Exercise A: Write out the blog post about the Hong Kong trip below, word for word and in full.

Excerpted passage:
* * * *

Lip Sync. & Guitar sync. Multiskilling
New photos on:
http://s251.photobucket.com/albums/gg311/draftwrite/

…..Xiang Gang, or Hong Kong, as you & I know it, is now a part of China yet still apart. It is pretty autonomous in many ways & having spent such a long time under the influence of the British it's quite different from the mainland. An ex-colleague has been living there for a couple of years & suggested we visit. Lisa is a really lovely Canadian lady who is preparing to get married in July before moving to Vietnam with her French husband. A group of teachers from our school plan to go to Hong Kong during the 5 days of the Labour Day holiday. As usual there is attrition & in the end only Julie & I make it.....

.....this blog is a bit late as the internet, already only partially functional in this country on a normal day, has been worse this week due to unspecified problems with the server at the school. We have been incommunicado for about 3 days.....

* * * *

Data for this exercise:
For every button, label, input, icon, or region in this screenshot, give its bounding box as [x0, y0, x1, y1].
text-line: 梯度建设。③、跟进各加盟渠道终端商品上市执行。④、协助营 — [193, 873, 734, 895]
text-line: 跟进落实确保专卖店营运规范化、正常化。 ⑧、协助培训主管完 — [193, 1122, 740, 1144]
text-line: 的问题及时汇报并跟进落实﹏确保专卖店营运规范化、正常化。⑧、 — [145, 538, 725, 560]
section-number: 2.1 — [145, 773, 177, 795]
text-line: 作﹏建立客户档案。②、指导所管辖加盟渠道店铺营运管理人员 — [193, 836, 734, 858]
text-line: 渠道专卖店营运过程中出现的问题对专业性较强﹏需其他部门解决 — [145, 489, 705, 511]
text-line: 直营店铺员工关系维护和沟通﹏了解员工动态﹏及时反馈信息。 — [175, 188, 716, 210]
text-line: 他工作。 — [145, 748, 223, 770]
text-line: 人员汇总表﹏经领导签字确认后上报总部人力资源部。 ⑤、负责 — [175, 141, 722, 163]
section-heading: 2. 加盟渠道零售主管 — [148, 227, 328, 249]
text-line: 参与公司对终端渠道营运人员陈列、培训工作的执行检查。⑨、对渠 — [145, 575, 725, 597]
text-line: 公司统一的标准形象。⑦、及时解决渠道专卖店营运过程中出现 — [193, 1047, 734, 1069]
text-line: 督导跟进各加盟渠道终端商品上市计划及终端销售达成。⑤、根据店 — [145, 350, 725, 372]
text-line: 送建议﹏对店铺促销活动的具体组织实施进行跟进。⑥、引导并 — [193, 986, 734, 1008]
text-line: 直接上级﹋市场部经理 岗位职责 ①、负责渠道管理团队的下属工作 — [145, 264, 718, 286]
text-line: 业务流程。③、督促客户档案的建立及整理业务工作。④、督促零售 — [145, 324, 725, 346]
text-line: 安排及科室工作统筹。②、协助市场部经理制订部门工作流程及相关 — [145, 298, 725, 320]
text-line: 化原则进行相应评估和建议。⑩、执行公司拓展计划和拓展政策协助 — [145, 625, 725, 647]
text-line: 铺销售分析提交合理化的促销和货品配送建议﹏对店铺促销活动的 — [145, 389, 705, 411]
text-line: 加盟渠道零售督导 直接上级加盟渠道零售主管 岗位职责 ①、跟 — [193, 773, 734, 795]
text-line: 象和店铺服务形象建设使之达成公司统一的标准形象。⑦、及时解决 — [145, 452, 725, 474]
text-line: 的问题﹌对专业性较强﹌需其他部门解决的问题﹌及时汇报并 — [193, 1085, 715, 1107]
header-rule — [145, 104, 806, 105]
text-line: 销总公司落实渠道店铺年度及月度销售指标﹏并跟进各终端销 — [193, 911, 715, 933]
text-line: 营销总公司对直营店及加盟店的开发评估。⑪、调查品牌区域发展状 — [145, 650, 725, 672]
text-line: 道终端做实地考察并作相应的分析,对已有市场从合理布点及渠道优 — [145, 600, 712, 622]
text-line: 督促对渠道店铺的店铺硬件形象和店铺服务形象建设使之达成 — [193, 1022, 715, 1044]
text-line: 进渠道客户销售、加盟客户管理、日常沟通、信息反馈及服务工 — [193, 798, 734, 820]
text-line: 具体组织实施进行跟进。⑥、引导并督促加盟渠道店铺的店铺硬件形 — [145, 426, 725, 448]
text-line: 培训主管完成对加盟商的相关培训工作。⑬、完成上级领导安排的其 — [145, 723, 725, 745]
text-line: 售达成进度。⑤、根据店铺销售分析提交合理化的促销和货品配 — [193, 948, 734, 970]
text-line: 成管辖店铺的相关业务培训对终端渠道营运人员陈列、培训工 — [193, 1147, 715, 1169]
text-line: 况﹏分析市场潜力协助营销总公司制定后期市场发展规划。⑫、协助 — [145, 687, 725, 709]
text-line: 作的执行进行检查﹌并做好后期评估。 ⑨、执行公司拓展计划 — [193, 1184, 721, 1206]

* * * *

Exercise B: Gather every line of the records above that contains the string "section". Case counts.

Correct result A:
Lip Sync. & Guitar sync. Multiskilling
New photos on:
http://s251.photobucket.com/albums/gg311/draftwrite/

…..Xiang Gang, or Hong Kong, as you & I know it, is now a part of China yet still apart. It is pretty autonomous in many ways & having spent such a long time under the influence of the British it's quite different from the mainland. An ex-colleague has been living there for a couple of years & suggested we visit. Lisa is a really lovely Canadian lady who is preparing to get married in July before moving to Vietnam with her French husband. A group of teachers from our school plan to go to Hong Kong during the 5 days of the Labour Day holiday. As usual there is attrition & in the end only Julie & I make it.....

.....this blog is a bit late as the internet, already only partially functional in this country on a normal day, has been worse this week due to unspecified problems with the server at the school. We have been incommunicado for about 3 days.....

Correct result B:
section-number: 2.1 — [145, 773, 177, 795]
section-heading: 2. 加盟渠道零售主管 — [148, 227, 328, 249]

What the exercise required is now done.